[Dataset items]
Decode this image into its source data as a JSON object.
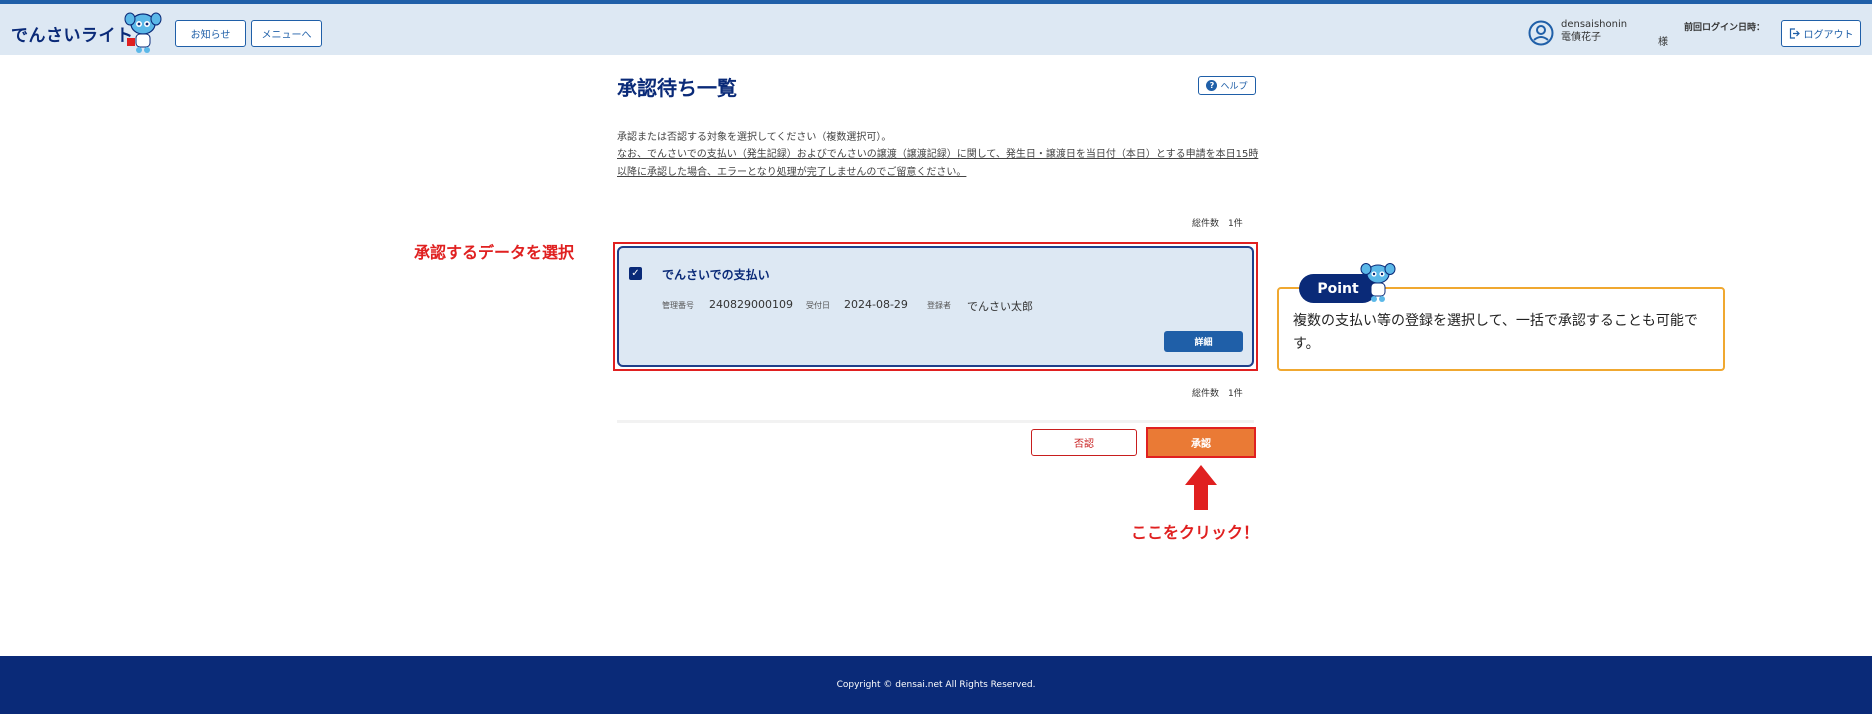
{
  "header": {
    "brand": "でんさいライト",
    "notice_button": "お知らせ",
    "menu_button": "メニューへ",
    "user_id": "densaishonin",
    "user_name": "電債花子",
    "honorific": "様",
    "last_login_label": "前回ログイン日時：",
    "logout_button": "ログアウト"
  },
  "main": {
    "title": "承認待ち一覧",
    "help_button": "ヘルプ",
    "note_line1": "承認または否認する対象を選択してください（複数選択可）。",
    "note_line2": "なお、でんさいでの支払い（発生記録）およびでんさいの譲渡（譲渡記録）に関して、発生日・譲渡日を当日付（本日）とする申請を本日15時以降に承認した場合、エラーとなり処理が完了しませんのでご留意ください。",
    "total_count_top": "総件数　1件",
    "total_count_bottom": "総件数　1件",
    "card": {
      "title": "でんさいでの支払い",
      "mgmt_no_label": "管理番号",
      "mgmt_no": "240829000109",
      "received_label": "受付日",
      "received_date": "2024-08-29",
      "registrant_label": "登録者",
      "registrant": "でんさい太郎",
      "detail_button": "詳細"
    },
    "reject_button": "否認",
    "approve_button": "承認"
  },
  "annotations": {
    "select_label": "承認するデータを選択",
    "click_label": "ここをクリック！",
    "point_badge": "Point",
    "point_text": "複数の支払い等の登録を選択して、一括で承認することも可能です。"
  },
  "footer": {
    "copyright": "Copyright © densai.net All Rights Reserved."
  },
  "colors": {
    "navy": "#0a2a78",
    "blue": "#1f5fa8",
    "light_blue_bg": "#dde8f3",
    "annotation_red": "#e02020",
    "approve_orange": "#ea7a35",
    "point_border": "#f0a830"
  },
  "icons": {
    "user": "user-circle-icon",
    "logout": "logout-icon",
    "help": "question-circle-icon",
    "checkbox": "checkbox-checked-icon",
    "arrow": "arrow-up-icon",
    "mascot": "mascot-icon"
  }
}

WHAT IS BEING ASKED » Identify the lines of the entries containing the string "circle". Copy each such line.

RESPONSE TO THIS TASK »
    "user": "user-circle-icon",
    "help": "question-circle-icon",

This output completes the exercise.